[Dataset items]
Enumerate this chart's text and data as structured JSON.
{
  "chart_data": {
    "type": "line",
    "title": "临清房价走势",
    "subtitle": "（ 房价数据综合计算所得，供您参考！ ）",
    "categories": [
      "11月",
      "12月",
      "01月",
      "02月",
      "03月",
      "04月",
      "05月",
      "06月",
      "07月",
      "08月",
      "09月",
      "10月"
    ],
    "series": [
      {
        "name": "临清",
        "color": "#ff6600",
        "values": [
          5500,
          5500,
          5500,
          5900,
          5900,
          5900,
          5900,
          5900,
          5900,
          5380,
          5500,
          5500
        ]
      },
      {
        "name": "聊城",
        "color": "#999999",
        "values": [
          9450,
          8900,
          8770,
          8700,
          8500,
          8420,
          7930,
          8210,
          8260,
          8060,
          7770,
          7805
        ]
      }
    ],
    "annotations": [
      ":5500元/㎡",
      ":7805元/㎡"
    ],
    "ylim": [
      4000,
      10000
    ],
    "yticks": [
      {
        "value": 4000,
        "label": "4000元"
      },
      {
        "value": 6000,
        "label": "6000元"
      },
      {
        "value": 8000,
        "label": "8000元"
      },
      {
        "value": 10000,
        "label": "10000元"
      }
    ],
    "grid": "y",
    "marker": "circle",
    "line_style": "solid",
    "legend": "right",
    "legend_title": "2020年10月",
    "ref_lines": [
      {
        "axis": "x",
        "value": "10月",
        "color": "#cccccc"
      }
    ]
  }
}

WORK TO BE COMPLETED — Each line above is to be repeated exactly.

OUTPUT OF THE TASK —
Enumerate this chart's text and data as structured JSON.
{
  "chart_data": {
    "type": "line",
    "title": "临清房价走势",
    "subtitle": "（ 房价数据综合计算所得，供您参考！ ）",
    "categories": [
      "11月",
      "12月",
      "01月",
      "02月",
      "03月",
      "04月",
      "05月",
      "06月",
      "07月",
      "08月",
      "09月",
      "10月"
    ],
    "series": [
      {
        "name": "临清",
        "color": "#ff6600",
        "values": [
          5500,
          5500,
          5500,
          5900,
          5900,
          5900,
          5900,
          5900,
          5900,
          5380,
          5500,
          5500
        ]
      },
      {
        "name": "聊城",
        "color": "#999999",
        "values": [
          9450,
          8900,
          8770,
          8700,
          8500,
          8420,
          7930,
          8210,
          8260,
          8060,
          7770,
          7805
        ]
      }
    ],
    "annotations": [
      ":5500元/㎡",
      ":7805元/㎡"
    ],
    "ylim": [
      4000,
      10000
    ],
    "yticks": [
      {
        "value": 4000,
        "label": "4000元"
      },
      {
        "value": 6000,
        "label": "6000元"
      },
      {
        "value": 8000,
        "label": "8000元"
      },
      {
        "value": 10000,
        "label": "10000元"
      }
    ],
    "grid": "y",
    "marker": "circle",
    "line_style": "solid",
    "legend": "right",
    "legend_title": "2020年10月",
    "ref_lines": [
      {
        "axis": "x",
        "value": "10月",
        "color": "#cccccc"
      }
    ]
  }
}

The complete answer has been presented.